Since 2010, Caro has been a practical teacher for the Studio Design and Studio Scenography at the Luca School of Arts; this inspiring academic context and her contacts propel her further along the path of experience design. Pioneering discipline. For a long time, MaisonCaro was too easily reduced to product design or textile design or food design. The general awakening to and recognition of the ephemeral realm of experience design has helped bring clarity. This is because MaisonCaro is more than the sum of its individual talents in the areas of product, graphic, set, scenographic and food design. If the result of this house of experience design is not sensually stimulating, then it most certainly expands the consciousness.
You might say that Caro Van den hole’s sensitive instinct is more highly developed than average. A talent to say, through installations, that which cannot be said. The qualified textile designer does not design mere textiles, but tactility. The product designer creates no mere product, but emotional property. No wonder she is so interested in the philosophy of Phenomenology. The basic idea is that the way things come across may be irrelevant objectively, but is nonetheless a reality. Allow things to speak for themselves and they need no explanation in a programme booklet.
Hers are installations that leave a strong impression, and not because of the explanations given them. She hones that talent – to say the unsayable without words – by imposing upon herself a vow a silence and that image of her not, for example, noting her ideas and thoughts in note books, but getting them down on rolls of cash register paper with a typewriter, encapsulates everything. It leads to a stream of consciousness rolled up in time and typifies Caro Van den hole completely.
The experience designer that she is today is still indebted to the message of her 2007 dissertation, in which she queries the all-pervasive urge to consume and the obsession with renewing things. Why do we strive to possess new things all the time? What lies at the basis of our obsession with the new and what is the motor behind the carousel that turns “new” to old and then out? Making space for another novelty that is destined to endure the same fate? Can and should design play a role in this, and how? “By placing more sentimental value in an object as a designer,” confessed Caro Van den hole long ago in an interview, “people would have to cherish your designs, particularly because of the emotional value that they then assign to them. This produces meaningful objects. And you create sustainability with that emotional connection.” Back then, she still spoke in terms of objects; today they are installations. She deals in emotional property and moments. The short-lived. In the hope that they will remain with you for a long time. Her talent is that of the indelible impression.
--
» Exercise:
Translate this sentence from the passage about Caro Van den hole into French: "The product designer creates no mere product, but emotional property." The lines that follow are separate material, unconnected to the passage about Caro Van den hole.
--
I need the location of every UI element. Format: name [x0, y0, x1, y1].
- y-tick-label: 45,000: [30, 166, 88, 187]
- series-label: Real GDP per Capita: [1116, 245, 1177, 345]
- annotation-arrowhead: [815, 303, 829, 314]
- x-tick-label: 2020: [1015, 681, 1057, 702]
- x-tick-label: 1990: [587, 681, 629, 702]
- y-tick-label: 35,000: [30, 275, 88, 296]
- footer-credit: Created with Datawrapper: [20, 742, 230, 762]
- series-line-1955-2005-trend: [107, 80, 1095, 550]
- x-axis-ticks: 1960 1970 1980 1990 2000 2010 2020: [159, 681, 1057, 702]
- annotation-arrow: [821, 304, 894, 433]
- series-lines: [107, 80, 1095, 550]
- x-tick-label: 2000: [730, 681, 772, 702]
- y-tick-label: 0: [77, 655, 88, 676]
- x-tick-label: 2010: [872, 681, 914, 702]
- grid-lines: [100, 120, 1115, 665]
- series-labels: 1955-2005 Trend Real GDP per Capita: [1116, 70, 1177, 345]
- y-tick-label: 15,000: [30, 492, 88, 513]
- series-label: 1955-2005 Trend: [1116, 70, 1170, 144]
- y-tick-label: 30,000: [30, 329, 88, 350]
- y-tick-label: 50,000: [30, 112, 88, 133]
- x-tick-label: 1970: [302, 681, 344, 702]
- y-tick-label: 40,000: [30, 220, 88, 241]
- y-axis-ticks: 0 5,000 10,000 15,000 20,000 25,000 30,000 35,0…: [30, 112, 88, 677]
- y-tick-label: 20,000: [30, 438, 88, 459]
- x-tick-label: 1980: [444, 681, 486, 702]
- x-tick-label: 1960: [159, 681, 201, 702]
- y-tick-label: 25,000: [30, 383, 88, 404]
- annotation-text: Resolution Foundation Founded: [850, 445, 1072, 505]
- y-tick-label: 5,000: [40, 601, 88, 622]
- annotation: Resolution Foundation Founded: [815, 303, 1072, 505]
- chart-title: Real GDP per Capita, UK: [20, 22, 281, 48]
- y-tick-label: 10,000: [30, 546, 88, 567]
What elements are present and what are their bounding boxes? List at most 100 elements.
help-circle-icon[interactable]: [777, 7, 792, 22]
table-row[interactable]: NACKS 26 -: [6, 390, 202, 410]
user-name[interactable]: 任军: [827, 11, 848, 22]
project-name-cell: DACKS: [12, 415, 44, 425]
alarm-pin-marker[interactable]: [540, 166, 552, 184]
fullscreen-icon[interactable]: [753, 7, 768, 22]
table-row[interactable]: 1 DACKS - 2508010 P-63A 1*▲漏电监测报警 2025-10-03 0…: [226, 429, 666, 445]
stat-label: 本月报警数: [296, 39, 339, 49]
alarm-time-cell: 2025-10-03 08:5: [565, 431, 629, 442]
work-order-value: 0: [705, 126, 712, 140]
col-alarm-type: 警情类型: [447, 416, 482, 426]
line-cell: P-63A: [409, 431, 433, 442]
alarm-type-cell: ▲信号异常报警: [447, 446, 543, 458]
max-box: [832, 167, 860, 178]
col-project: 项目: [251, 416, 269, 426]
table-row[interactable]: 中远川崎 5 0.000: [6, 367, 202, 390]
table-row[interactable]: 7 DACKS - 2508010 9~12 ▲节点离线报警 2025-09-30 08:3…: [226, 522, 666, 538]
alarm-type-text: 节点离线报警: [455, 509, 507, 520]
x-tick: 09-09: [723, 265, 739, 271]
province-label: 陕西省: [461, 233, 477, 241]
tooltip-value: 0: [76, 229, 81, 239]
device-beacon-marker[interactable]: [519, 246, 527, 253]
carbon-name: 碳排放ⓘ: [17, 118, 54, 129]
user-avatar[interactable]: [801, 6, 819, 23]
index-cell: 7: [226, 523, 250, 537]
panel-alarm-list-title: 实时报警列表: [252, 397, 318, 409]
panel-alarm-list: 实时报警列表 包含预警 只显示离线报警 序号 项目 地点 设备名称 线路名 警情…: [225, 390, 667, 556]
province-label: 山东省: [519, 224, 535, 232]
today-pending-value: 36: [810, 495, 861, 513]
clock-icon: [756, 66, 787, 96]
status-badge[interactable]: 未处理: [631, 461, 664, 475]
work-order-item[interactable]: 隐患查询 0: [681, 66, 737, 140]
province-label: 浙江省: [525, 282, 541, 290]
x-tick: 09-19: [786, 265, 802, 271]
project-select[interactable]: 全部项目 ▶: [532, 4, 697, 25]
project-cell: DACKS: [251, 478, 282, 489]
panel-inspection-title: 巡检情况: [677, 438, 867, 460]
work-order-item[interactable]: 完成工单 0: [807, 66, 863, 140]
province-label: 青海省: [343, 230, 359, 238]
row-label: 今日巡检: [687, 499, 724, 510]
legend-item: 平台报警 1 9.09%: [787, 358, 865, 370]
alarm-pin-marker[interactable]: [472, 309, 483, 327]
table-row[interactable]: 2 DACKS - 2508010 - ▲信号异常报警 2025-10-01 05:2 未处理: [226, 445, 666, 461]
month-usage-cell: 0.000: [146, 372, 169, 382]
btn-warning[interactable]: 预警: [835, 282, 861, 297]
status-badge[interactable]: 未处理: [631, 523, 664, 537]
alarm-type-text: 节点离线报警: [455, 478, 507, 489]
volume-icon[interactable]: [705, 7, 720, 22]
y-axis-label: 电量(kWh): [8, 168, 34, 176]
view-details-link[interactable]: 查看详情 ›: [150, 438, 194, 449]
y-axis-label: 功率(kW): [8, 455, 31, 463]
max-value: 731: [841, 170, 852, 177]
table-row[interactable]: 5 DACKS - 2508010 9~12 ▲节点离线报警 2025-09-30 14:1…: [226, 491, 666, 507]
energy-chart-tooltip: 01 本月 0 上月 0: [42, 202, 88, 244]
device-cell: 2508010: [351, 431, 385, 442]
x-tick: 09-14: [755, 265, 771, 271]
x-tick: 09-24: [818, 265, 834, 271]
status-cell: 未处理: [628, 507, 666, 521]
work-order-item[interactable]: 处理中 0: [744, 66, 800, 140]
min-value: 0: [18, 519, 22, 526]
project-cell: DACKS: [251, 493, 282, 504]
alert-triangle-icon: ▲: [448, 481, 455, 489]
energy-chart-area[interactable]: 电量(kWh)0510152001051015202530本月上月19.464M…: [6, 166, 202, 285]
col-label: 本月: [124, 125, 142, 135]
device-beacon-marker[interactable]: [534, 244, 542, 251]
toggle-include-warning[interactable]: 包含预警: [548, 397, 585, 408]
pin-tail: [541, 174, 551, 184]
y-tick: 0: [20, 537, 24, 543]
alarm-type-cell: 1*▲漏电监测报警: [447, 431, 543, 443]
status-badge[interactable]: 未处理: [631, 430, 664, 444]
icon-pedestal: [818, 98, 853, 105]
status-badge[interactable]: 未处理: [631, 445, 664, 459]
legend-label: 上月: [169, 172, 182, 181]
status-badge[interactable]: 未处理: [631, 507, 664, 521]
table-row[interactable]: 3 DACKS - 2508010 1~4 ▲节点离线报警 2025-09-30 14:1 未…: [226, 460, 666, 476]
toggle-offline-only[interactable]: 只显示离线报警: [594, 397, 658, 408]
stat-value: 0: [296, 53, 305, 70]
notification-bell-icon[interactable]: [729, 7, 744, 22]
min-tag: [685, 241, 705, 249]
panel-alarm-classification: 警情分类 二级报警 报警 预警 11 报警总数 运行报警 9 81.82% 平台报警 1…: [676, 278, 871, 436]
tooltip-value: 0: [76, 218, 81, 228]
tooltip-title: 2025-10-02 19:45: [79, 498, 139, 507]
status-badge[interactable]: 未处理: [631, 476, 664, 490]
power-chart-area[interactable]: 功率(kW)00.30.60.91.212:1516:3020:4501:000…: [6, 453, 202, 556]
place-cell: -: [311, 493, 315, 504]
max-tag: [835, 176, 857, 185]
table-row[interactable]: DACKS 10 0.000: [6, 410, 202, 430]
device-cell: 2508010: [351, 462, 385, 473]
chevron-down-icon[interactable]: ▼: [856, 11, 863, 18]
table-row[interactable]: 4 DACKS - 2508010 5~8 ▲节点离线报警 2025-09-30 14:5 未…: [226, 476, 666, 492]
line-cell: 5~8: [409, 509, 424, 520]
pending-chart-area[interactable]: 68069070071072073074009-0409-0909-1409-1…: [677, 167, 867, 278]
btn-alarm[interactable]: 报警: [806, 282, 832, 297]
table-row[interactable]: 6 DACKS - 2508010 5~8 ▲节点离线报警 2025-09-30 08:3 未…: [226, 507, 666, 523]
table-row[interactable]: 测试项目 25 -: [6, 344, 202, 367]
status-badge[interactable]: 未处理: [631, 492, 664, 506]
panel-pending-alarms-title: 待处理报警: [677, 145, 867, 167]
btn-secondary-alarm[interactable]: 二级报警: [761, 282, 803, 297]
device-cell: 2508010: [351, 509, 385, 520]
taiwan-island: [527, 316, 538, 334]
--
» Your response:
La designer de produits ne crée pas un simple produit, mais une propriété émotionnelle.